Extract all lines in the data that contain the word "Operational".

- Stored data:
----------------
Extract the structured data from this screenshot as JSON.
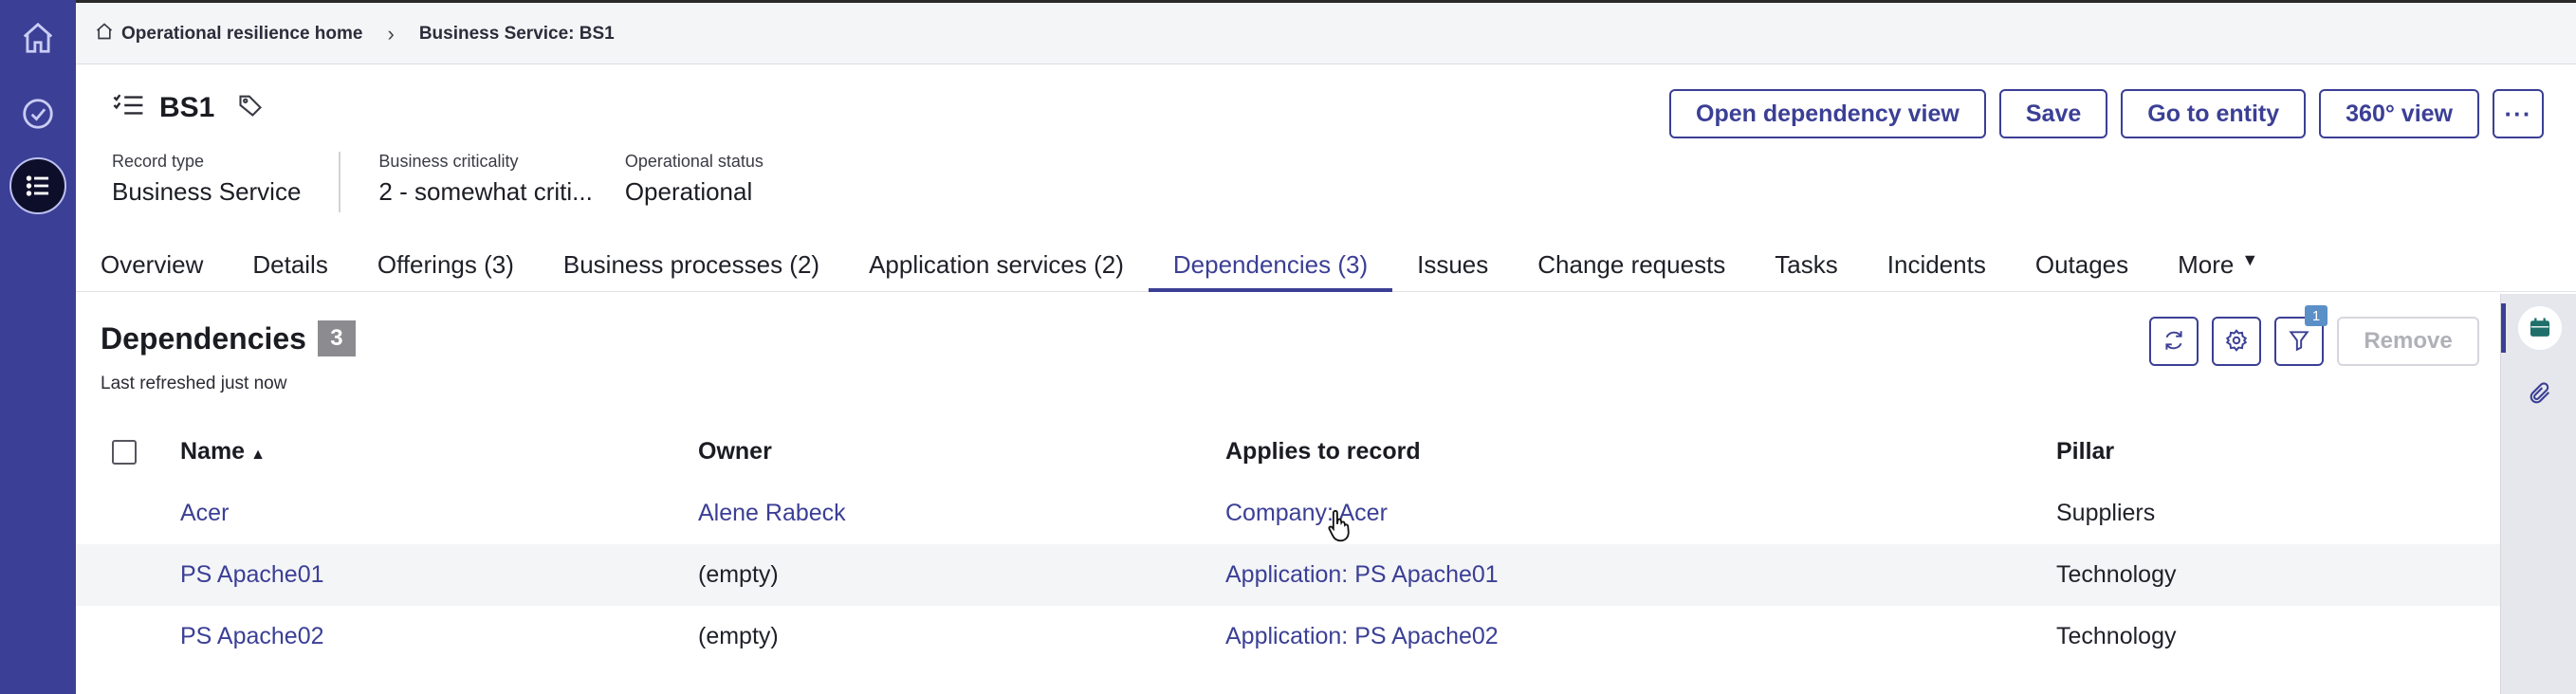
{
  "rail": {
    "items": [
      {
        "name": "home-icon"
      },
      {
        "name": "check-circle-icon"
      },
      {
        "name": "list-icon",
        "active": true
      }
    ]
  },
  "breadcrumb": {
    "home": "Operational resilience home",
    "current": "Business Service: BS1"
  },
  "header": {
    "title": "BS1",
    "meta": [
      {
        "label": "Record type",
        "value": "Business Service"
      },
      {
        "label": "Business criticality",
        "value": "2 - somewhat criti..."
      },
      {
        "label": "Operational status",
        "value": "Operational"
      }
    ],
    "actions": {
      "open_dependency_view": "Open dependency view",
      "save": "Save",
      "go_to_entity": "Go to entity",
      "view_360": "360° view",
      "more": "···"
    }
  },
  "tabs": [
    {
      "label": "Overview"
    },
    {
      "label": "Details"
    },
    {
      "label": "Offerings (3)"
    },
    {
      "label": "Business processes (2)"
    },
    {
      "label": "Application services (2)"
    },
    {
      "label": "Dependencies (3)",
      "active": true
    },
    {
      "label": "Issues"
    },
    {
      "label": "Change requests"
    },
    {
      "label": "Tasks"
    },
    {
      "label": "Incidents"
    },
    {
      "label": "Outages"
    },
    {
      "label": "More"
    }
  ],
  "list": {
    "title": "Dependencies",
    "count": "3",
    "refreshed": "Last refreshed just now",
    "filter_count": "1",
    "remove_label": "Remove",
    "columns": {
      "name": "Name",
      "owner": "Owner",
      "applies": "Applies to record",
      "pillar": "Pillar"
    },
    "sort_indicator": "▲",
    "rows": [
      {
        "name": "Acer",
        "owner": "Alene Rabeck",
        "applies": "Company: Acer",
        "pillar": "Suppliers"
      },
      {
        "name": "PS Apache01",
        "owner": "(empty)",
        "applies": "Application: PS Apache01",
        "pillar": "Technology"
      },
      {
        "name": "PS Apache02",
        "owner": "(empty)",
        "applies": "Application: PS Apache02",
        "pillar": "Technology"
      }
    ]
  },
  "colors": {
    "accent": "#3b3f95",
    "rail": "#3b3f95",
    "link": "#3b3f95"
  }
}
----------------
- SOLUTION FOR THIS PROBLEM:
    "home": "Operational resilience home",
        "label": "Operational status",
        "value": "Operational"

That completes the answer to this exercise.